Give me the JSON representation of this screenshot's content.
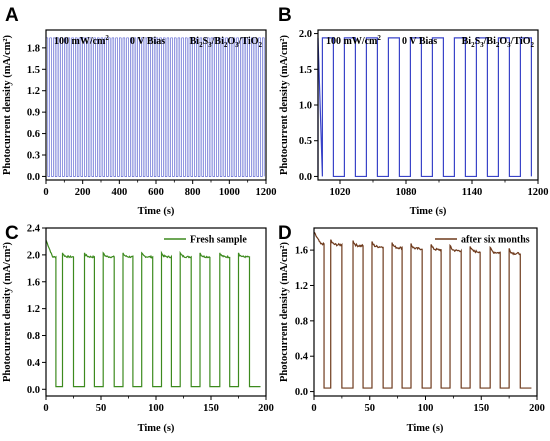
{
  "chart_data": [
    {
      "panel": "A",
      "type": "line",
      "xlabel": "Time (s)",
      "ylabel": "Photocurrent density (mA/cm²)",
      "xlim": [
        0,
        1200
      ],
      "ylim": [
        -0.05,
        2.05
      ],
      "xticks": [
        0,
        200,
        400,
        600,
        800,
        1000,
        1200
      ],
      "yticks": [
        0.0,
        0.3,
        0.6,
        0.9,
        1.2,
        1.5,
        1.8
      ],
      "annotation": {
        "light": "100 mW/cm",
        "light_sup": "2",
        "bias": "0 V Bias",
        "sample_parts": [
          "Bi",
          "2",
          "S",
          "3",
          "/Bi",
          "2",
          "O",
          "3",
          "/TiO",
          "2"
        ]
      },
      "series": [
        {
          "color": "#3a44c8",
          "period": 20,
          "on_fraction": 0.5,
          "high": 1.94,
          "low": 0.0
        }
      ]
    },
    {
      "panel": "B",
      "type": "line",
      "xlabel": "Time (s)",
      "ylabel": "Photocurrent density (mA/cm²)",
      "xlim": [
        1000,
        1200
      ],
      "ylim": [
        -0.05,
        2.05
      ],
      "xticks": [
        1020,
        1080,
        1140,
        1200
      ],
      "yticks": [
        0.0,
        0.5,
        1.0,
        1.5,
        2.0
      ],
      "annotation": {
        "light": "100 mW/cm",
        "light_sup": "2",
        "bias": "0 V Bias",
        "sample_parts": [
          "Bi",
          "2",
          "S",
          "3",
          "/Bi",
          "2",
          "O",
          "3",
          "/TiO",
          "2"
        ]
      },
      "series": [
        {
          "color": "#3a44c8",
          "period": 20,
          "on_start_offset": 4,
          "on_duration": 10,
          "high": 1.94,
          "low": 0.0
        }
      ]
    },
    {
      "panel": "C",
      "type": "line",
      "xlabel": "Time (s)",
      "ylabel": "Photocurrent density (mA/cm²)",
      "xlim": [
        0,
        200
      ],
      "ylim": [
        -0.1,
        2.4
      ],
      "xticks": [
        0,
        50,
        100,
        150,
        200
      ],
      "yticks": [
        0.0,
        0.4,
        0.8,
        1.2,
        1.6,
        2.0,
        2.4
      ],
      "legend": "Fresh sample",
      "series": [
        {
          "name": "Fresh sample",
          "color": "#3d8a1e",
          "pulses": [
            [
              0,
              9
            ],
            [
              15,
              25
            ],
            [
              35,
              44
            ],
            [
              52,
              62
            ],
            [
              70,
              79
            ],
            [
              87,
              97
            ],
            [
              105,
              114
            ],
            [
              122,
              132
            ],
            [
              140,
              149
            ],
            [
              158,
              167
            ],
            [
              175,
              185
            ]
          ],
          "high": 1.97,
          "low": 0.04,
          "initial_spike": 2.22
        }
      ]
    },
    {
      "panel": "D",
      "type": "line",
      "xlabel": "Time (s)",
      "ylabel": "Photocurrent density (mA/cm²)",
      "xlim": [
        0,
        200
      ],
      "ylim": [
        -0.05,
        1.85
      ],
      "xticks": [
        0,
        50,
        100,
        150,
        200
      ],
      "yticks": [
        0.0,
        0.4,
        0.8,
        1.2,
        1.6
      ],
      "legend": "after six months",
      "series": [
        {
          "name": "after six months",
          "color": "#6e3a1c",
          "pulses": [
            [
              0,
              9
            ],
            [
              15,
              25
            ],
            [
              35,
              44
            ],
            [
              52,
              62
            ],
            [
              70,
              79
            ],
            [
              87,
              97
            ],
            [
              105,
              114
            ],
            [
              122,
              132
            ],
            [
              140,
              149
            ],
            [
              158,
              167
            ],
            [
              175,
              185
            ]
          ],
          "high_start": 1.67,
          "high_end": 1.56,
          "low": 0.04,
          "initial_spike": 1.8
        }
      ]
    }
  ]
}
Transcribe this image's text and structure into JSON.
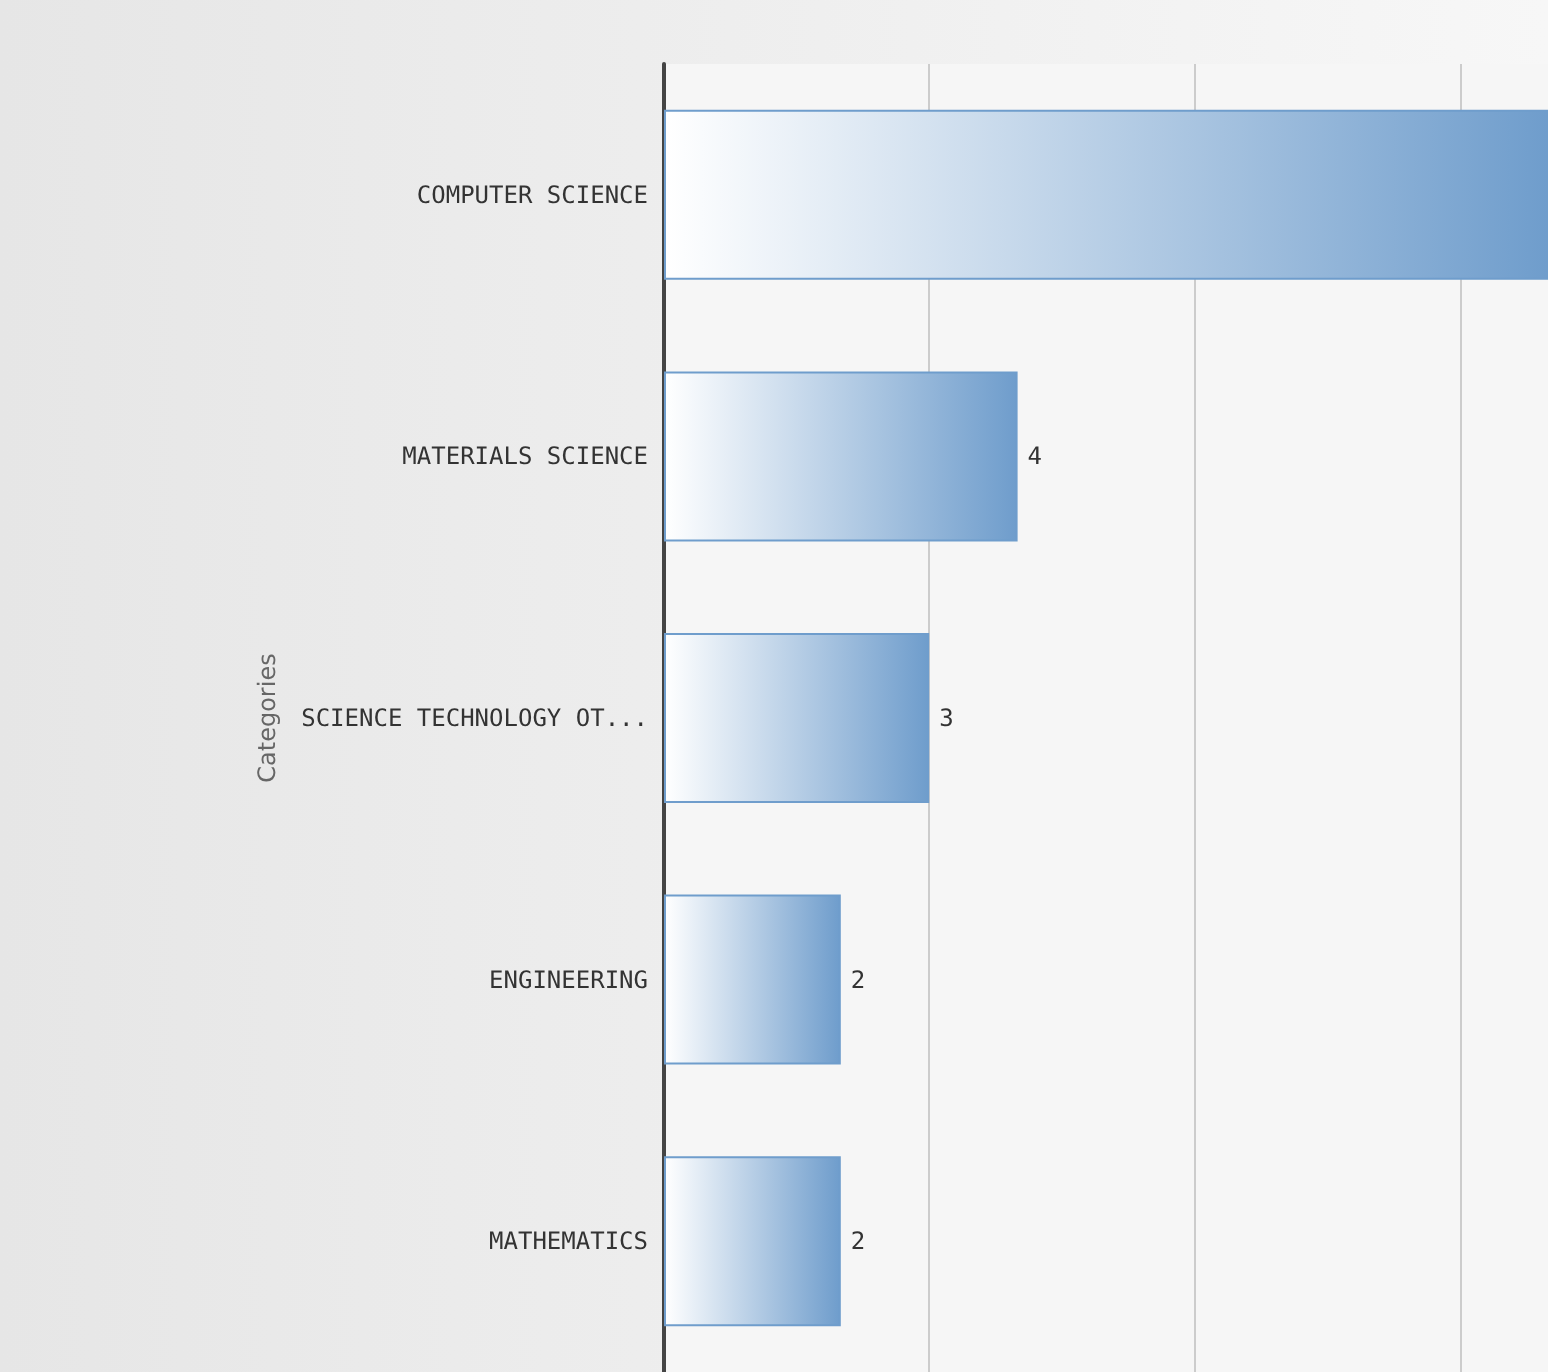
{
  "chart_data": {
    "type": "bar",
    "orientation": "horizontal",
    "ylabel": "Categories",
    "categories": [
      "COMPUTER SCIENCE",
      "MATERIALS SCIENCE",
      "SCIENCE TECHNOLOGY OT...",
      "ENGINEERING",
      "MATHEMATICS"
    ],
    "values": [
      10,
      4,
      3,
      2,
      2
    ],
    "value_labels": [
      null,
      "4",
      "3",
      "2",
      "2"
    ],
    "color": "#6f9dcc",
    "xlim": [
      0,
      10
    ],
    "xticks": [
      {
        "value": 0,
        "label": null
      },
      {
        "value": 3,
        "label": null
      },
      {
        "value": 6,
        "label": null
      },
      {
        "value": 9,
        "label": null
      }
    ],
    "tick_labels": "y",
    "grid": "x"
  }
}
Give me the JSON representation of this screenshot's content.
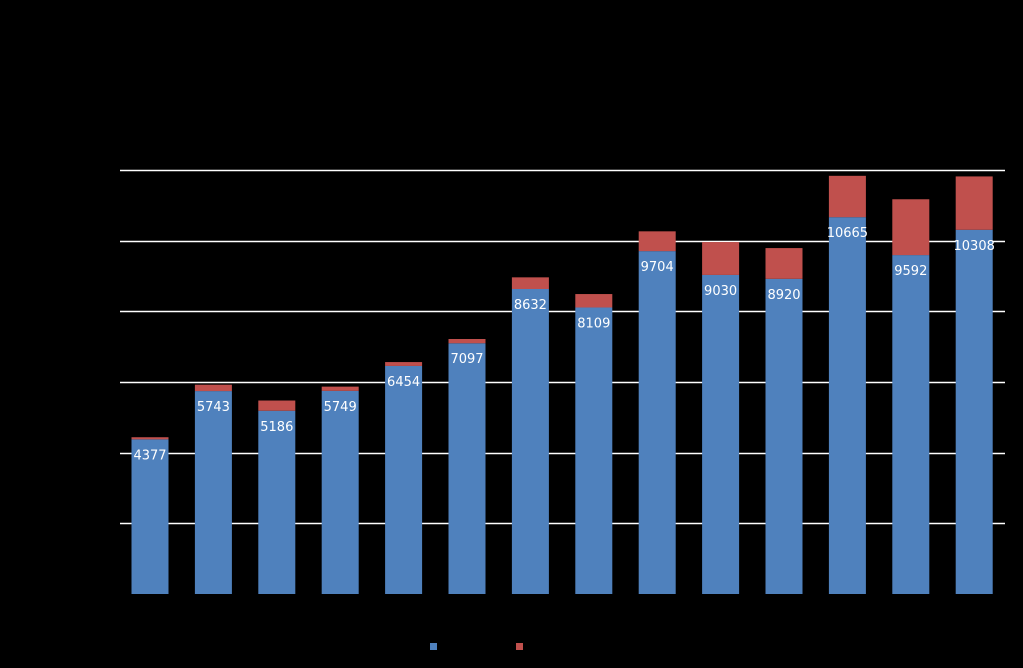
{
  "chart_data": {
    "type": "bar",
    "stacked": true,
    "title": "",
    "xlabel": "",
    "ylabel": "",
    "grid": true,
    "legend_position": "bottom",
    "ylim": [
      0,
      12000
    ],
    "gridlines": [
      2000,
      4000,
      6000,
      8000,
      10000,
      12000
    ],
    "categories": [
      "",
      "",
      "",
      "",
      "",
      "",
      "",
      "",
      "",
      "",
      "",
      "",
      "",
      ""
    ],
    "series": [
      {
        "color": "#4f81bd",
        "values": [
          4377,
          5743,
          5186,
          5749,
          6454,
          7097,
          8632,
          8109,
          9704,
          9030,
          8920,
          10665,
          9592,
          10308
        ],
        "labels": [
          "4377",
          "5743",
          "5186",
          "5749",
          "6454",
          "7097",
          "8632",
          "8109",
          "9704",
          "9030",
          "8920",
          "10665",
          "9592",
          "10308"
        ]
      },
      {
        "color": "#c0504d",
        "values": [
          60,
          180,
          290,
          120,
          110,
          120,
          330,
          380,
          560,
          930,
          870,
          1170,
          1580,
          1510
        ]
      }
    ],
    "grid_color": "#ffffff",
    "label_color": "#ffffff"
  }
}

════════════════════

▸ Stated task
Leave out the pictures and output the rest of the material exactly as written.

▸ Exercise response
Give me the JSON representation of this screenshot's content.
{
  "chart_data": [
    {
      "panel": "A",
      "type": "line",
      "xlabel": "Time (s)",
      "ylabel": "Photocurrent density (mA/cm²)",
      "xlim": [
        0,
        1200
      ],
      "ylim": [
        -0.05,
        2.05
      ],
      "xticks": [
        0,
        200,
        400,
        600,
        800,
        1000,
        1200
      ],
      "yticks": [
        0.0,
        0.3,
        0.6,
        0.9,
        1.2,
        1.5,
        1.8
      ],
      "annotation": {
        "light": "100 mW/cm",
        "light_sup": "2",
        "bias": "0 V Bias",
        "sample_parts": [
          "Bi",
          "2",
          "S",
          "3",
          "/Bi",
          "2",
          "O",
          "3",
          "/TiO",
          "2"
        ]
      },
      "series": [
        {
          "color": "#3a44c8",
          "period": 20,
          "on_fraction": 0.5,
          "high": 1.94,
          "low": 0.0
        }
      ]
    },
    {
      "panel": "B",
      "type": "line",
      "xlabel": "Time (s)",
      "ylabel": "Photocurrent density (mA/cm²)",
      "xlim": [
        1000,
        1200
      ],
      "ylim": [
        -0.05,
        2.05
      ],
      "xticks": [
        1020,
        1080,
        1140,
        1200
      ],
      "yticks": [
        0.0,
        0.5,
        1.0,
        1.5,
        2.0
      ],
      "annotation": {
        "light": "100 mW/cm",
        "light_sup": "2",
        "bias": "0 V Bias",
        "sample_parts": [
          "Bi",
          "2",
          "S",
          "3",
          "/Bi",
          "2",
          "O",
          "3",
          "/TiO",
          "2"
        ]
      },
      "series": [
        {
          "color": "#3a44c8",
          "period": 20,
          "on_start_offset": 4,
          "on_duration": 10,
          "high": 1.94,
          "low": 0.0
        }
      ]
    },
    {
      "panel": "C",
      "type": "line",
      "xlabel": "Time (s)",
      "ylabel": "Photocurrent density (mA/cm²)",
      "xlim": [
        0,
        200
      ],
      "ylim": [
        -0.1,
        2.4
      ],
      "xticks": [
        0,
        50,
        100,
        150,
        200
      ],
      "yticks": [
        0.0,
        0.4,
        0.8,
        1.2,
        1.6,
        2.0,
        2.4
      ],
      "legend": "Fresh sample",
      "series": [
        {
          "name": "Fresh sample",
          "color": "#3d8a1e",
          "pulses": [
            [
              0,
              9
            ],
            [
              15,
              25
            ],
            [
              35,
              44
            ],
            [
              52,
              62
            ],
            [
              70,
              79
            ],
            [
              87,
              97
            ],
            [
              105,
              114
            ],
            [
              122,
              132
            ],
            [
              140,
              149
            ],
            [
              158,
              167
            ],
            [
              175,
              185
            ]
          ],
          "high": 1.97,
          "low": 0.04,
          "initial_spike": 2.22
        }
      ]
    },
    {
      "panel": "D",
      "type": "line",
      "xlabel": "Time (s)",
      "ylabel": "Photocurrent density (mA/cm²)",
      "xlim": [
        0,
        200
      ],
      "ylim": [
        -0.05,
        1.85
      ],
      "xticks": [
        0,
        50,
        100,
        150,
        200
      ],
      "yticks": [
        0.0,
        0.4,
        0.8,
        1.2,
        1.6
      ],
      "legend": "after six months",
      "series": [
        {
          "name": "after six months",
          "color": "#6e3a1c",
          "pulses": [
            [
              0,
              9
            ],
            [
              15,
              25
            ],
            [
              35,
              44
            ],
            [
              52,
              62
            ],
            [
              70,
              79
            ],
            [
              87,
              97
            ],
            [
              105,
              114
            ],
            [
              122,
              132
            ],
            [
              140,
              149
            ],
            [
              158,
              167
            ],
            [
              175,
              185
            ]
          ],
          "high_start": 1.67,
          "high_end": 1.56,
          "low": 0.04,
          "initial_spike": 1.8
        }
      ]
    }
  ]
}
Transcribe this image's text and structure into JSON.
{
  "chart_data": {
    "type": "bar",
    "orientation": "horizontal",
    "ylabel": "Categories",
    "categories": [
      "COMPUTER SCIENCE",
      "MATERIALS SCIENCE",
      "SCIENCE TECHNOLOGY OT...",
      "ENGINEERING",
      "MATHEMATICS"
    ],
    "values": [
      10,
      4,
      3,
      2,
      2
    ],
    "value_labels": [
      null,
      "4",
      "3",
      "2",
      "2"
    ],
    "color": "#6f9dcc",
    "xlim": [
      0,
      10
    ],
    "xticks": [
      {
        "value": 0,
        "label": null
      },
      {
        "value": 3,
        "label": null
      },
      {
        "value": 6,
        "label": null
      },
      {
        "value": 9,
        "label": null
      }
    ],
    "tick_labels": "y",
    "grid": "x"
  }
}
Give me the JSON representation of this screenshot's content.
{
  "chart_data": {
    "type": "bar",
    "stacked": true,
    "title": "",
    "xlabel": "",
    "ylabel": "",
    "grid": true,
    "legend_position": "bottom",
    "ylim": [
      0,
      12000
    ],
    "gridlines": [
      2000,
      4000,
      6000,
      8000,
      10000,
      12000
    ],
    "categories": [
      "",
      "",
      "",
      "",
      "",
      "",
      "",
      "",
      "",
      "",
      "",
      "",
      "",
      ""
    ],
    "series": [
      {
        "color": "#4f81bd",
        "values": [
          4377,
          5743,
          5186,
          5749,
          6454,
          7097,
          8632,
          8109,
          9704,
          9030,
          8920,
          10665,
          9592,
          10308
        ],
        "labels": [
          "4377",
          "5743",
          "5186",
          "5749",
          "6454",
          "7097",
          "8632",
          "8109",
          "9704",
          "9030",
          "8920",
          "10665",
          "9592",
          "10308"
        ]
      },
      {
        "color": "#c0504d",
        "values": [
          60,
          180,
          290,
          120,
          110,
          120,
          330,
          380,
          560,
          930,
          870,
          1170,
          1580,
          1510
        ]
      }
    ],
    "grid_color": "#ffffff",
    "label_color": "#ffffff"
  }
}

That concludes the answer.